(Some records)
━━━━

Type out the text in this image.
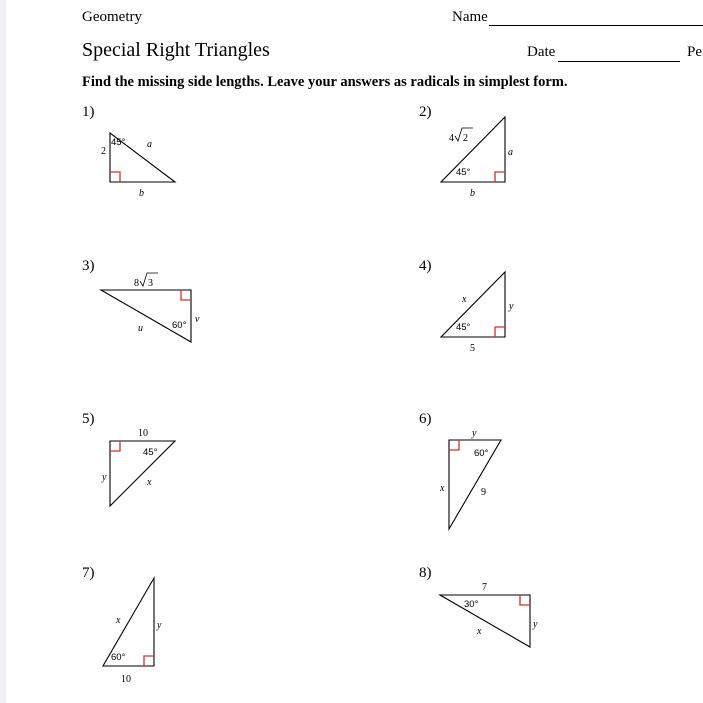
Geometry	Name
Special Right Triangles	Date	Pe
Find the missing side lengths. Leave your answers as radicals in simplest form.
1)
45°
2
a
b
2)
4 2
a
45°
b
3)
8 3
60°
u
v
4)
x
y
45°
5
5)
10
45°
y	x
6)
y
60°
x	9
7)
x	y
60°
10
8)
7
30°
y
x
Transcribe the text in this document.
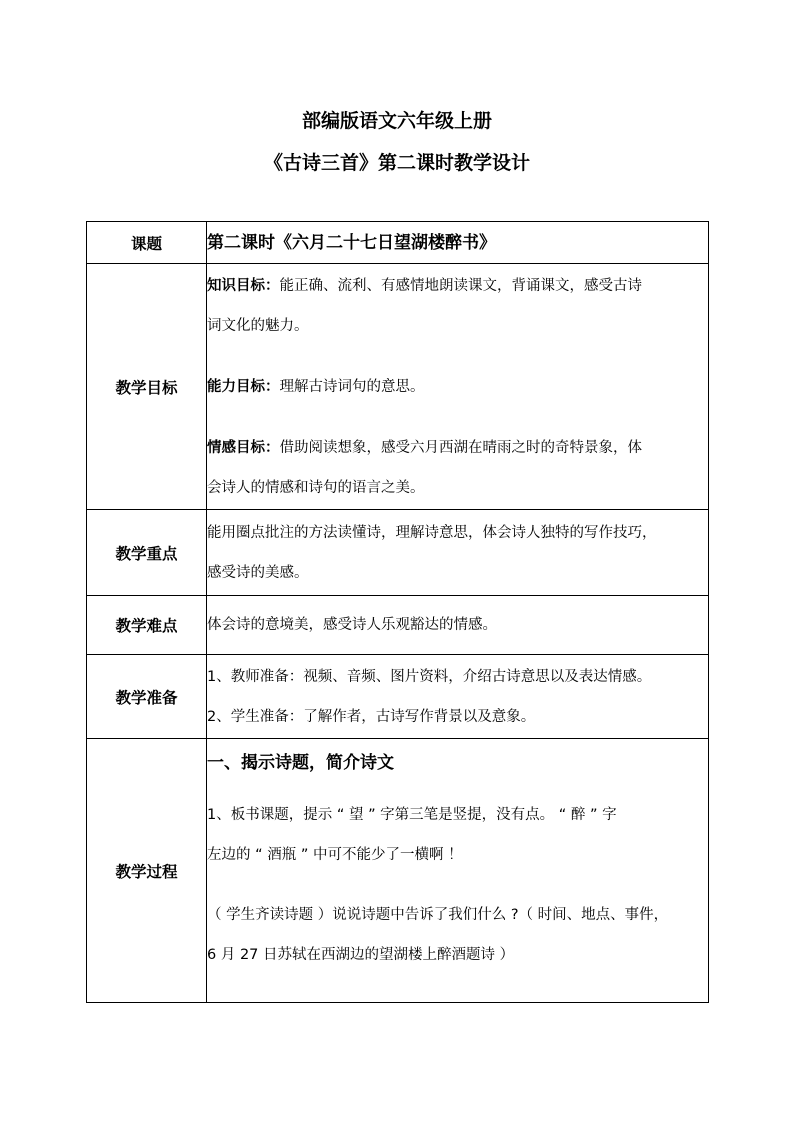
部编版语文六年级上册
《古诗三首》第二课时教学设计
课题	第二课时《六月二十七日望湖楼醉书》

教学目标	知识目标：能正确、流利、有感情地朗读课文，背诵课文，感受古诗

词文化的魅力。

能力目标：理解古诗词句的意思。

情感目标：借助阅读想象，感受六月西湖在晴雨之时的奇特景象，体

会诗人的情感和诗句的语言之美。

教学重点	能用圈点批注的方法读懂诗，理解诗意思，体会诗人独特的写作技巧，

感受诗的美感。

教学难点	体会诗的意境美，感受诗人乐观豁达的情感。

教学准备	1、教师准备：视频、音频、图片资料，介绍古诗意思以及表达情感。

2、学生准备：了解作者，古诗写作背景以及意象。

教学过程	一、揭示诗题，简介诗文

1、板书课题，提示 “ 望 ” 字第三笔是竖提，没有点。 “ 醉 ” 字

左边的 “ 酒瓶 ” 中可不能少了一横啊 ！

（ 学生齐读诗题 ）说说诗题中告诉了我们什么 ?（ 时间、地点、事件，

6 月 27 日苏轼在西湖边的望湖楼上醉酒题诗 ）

━━━━

Goal
Find every line that has "this" in it, then return those lines.

The output
Type out the text in this image.
Transcribe the text in this document.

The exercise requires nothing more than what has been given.